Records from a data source
--- start ---

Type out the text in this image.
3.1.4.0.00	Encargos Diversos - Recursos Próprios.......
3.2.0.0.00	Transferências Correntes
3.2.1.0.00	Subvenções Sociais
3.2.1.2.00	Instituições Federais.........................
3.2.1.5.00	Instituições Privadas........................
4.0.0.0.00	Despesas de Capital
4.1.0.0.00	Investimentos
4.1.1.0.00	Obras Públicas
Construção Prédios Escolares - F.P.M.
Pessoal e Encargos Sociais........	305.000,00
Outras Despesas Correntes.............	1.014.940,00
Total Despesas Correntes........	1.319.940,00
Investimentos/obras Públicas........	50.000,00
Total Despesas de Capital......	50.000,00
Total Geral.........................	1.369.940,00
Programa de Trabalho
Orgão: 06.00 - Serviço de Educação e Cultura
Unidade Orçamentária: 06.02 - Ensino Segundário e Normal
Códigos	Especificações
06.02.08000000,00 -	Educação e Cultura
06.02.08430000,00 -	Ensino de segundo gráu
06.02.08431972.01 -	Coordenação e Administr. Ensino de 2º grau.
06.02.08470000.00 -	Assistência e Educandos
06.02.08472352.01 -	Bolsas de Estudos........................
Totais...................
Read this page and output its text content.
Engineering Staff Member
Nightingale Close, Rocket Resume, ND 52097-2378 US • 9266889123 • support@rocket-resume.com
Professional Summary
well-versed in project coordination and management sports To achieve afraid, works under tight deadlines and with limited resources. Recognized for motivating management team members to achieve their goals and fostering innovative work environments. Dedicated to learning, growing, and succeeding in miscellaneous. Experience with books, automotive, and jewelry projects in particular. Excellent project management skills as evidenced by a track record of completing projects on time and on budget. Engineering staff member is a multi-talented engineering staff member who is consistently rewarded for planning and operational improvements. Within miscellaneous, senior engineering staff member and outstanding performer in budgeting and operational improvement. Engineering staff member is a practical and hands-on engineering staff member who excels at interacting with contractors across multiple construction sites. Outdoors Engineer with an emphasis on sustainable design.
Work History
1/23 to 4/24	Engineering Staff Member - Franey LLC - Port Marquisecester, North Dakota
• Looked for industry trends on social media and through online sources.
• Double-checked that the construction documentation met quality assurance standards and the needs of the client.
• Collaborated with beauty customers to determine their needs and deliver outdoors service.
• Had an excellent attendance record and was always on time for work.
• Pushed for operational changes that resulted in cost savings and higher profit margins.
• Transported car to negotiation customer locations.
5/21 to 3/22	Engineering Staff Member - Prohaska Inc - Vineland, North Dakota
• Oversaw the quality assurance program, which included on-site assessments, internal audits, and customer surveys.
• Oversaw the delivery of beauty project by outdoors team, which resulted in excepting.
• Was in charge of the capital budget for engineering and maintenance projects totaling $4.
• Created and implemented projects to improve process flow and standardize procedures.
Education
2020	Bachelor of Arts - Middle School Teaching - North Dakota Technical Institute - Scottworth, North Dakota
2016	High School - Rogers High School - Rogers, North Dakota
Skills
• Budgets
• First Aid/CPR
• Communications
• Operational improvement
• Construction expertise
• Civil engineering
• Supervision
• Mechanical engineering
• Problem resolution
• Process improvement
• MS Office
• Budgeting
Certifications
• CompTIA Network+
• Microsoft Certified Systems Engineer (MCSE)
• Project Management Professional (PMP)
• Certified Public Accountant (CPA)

--- end ---

> [Directions]:
Return every line of the material exactly.

> [Answer for this exercise]:
Type out the text in this image.
3.1.4.0.00	Encargos Diversos - Recursos Próprios.......
3.2.0.0.00	Transferências Correntes
3.2.1.0.00	Subvenções Sociais
3.2.1.2.00	Instituições Federais.........................
3.2.1.5.00	Instituições Privadas........................
4.0.0.0.00	Despesas de Capital
4.1.0.0.00	Investimentos
4.1.1.0.00	Obras Públicas
Construção Prédios Escolares - F.P.M.
Pessoal e Encargos Sociais........	305.000,00
Outras Despesas Correntes.............	1.014.940,00
Total Despesas Correntes........	1.319.940,00
Investimentos/obras Públicas........	50.000,00
Total Despesas de Capital......	50.000,00
Total Geral.........................	1.369.940,00
Programa de Trabalho
Orgão: 06.00 - Serviço de Educação e Cultura
Unidade Orçamentária: 06.02 - Ensino Segundário e Normal
Códigos	Especificações
06.02.08000000,00 -	Educação e Cultura
06.02.08430000,00 -	Ensino de segundo gráu
06.02.08431972.01 -	Coordenação e Administr. Ensino de 2º grau.
06.02.08470000.00 -	Assistência e Educandos
06.02.08472352.01 -	Bolsas de Estudos........................
Totais...................
Read this page and output its text content.
Engineering Staff Member
Nightingale Close, Rocket Resume, ND 52097-2378 US • 9266889123 • support@rocket-resume.com
Professional Summary
well-versed in project coordination and management sports To achieve afraid, works under tight deadlines and with limited resources. Recognized for motivating management team members to achieve their goals and fostering innovative work environments. Dedicated to learning, growing, and succeeding in miscellaneous. Experience with books, automotive, and jewelry projects in particular. Excellent project management skills as evidenced by a track record of completing projects on time and on budget. Engineering staff member is a multi-talented engineering staff member who is consistently rewarded for planning and operational improvements. Within miscellaneous, senior engineering staff member and outstanding performer in budgeting and operational improvement. Engineering staff member is a practical and hands-on engineering staff member who excels at interacting with contractors across multiple construction sites. Outdoors Engineer with an emphasis on sustainable design.
Work History
1/23 to 4/24	Engineering Staff Member - Franey LLC - Port Marquisecester, North Dakota
• Looked for industry trends on social media and through online sources.
• Double-checked that the construction documentation met quality assurance standards and the needs of the client.
• Collaborated with beauty customers to determine their needs and deliver outdoors service.
• Had an excellent attendance record and was always on time for work.
• Pushed for operational changes that resulted in cost savings and higher profit margins.
• Transported car to negotiation customer locations.
5/21 to 3/22	Engineering Staff Member - Prohaska Inc - Vineland, North Dakota
• Oversaw the quality assurance program, which included on-site assessments, internal audits, and customer surveys.
• Oversaw the delivery of beauty project by outdoors team, which resulted in excepting.
• Was in charge of the capital budget for engineering and maintenance projects totaling $4.
• Created and implemented projects to improve process flow and standardize procedures.
Education
2020	Bachelor of Arts - Middle School Teaching - North Dakota Technical Institute - Scottworth, North Dakota
2016	High School - Rogers High School - Rogers, North Dakota
Skills
• Budgets
• First Aid/CPR
• Communications
• Operational improvement
• Construction expertise
• Civil engineering
• Supervision
• Mechanical engineering
• Problem resolution
• Process improvement
• MS Office
• Budgeting
Certifications
• CompTIA Network+
• Microsoft Certified Systems Engineer (MCSE)
• Project Management Professional (PMP)
• Certified Public Accountant (CPA)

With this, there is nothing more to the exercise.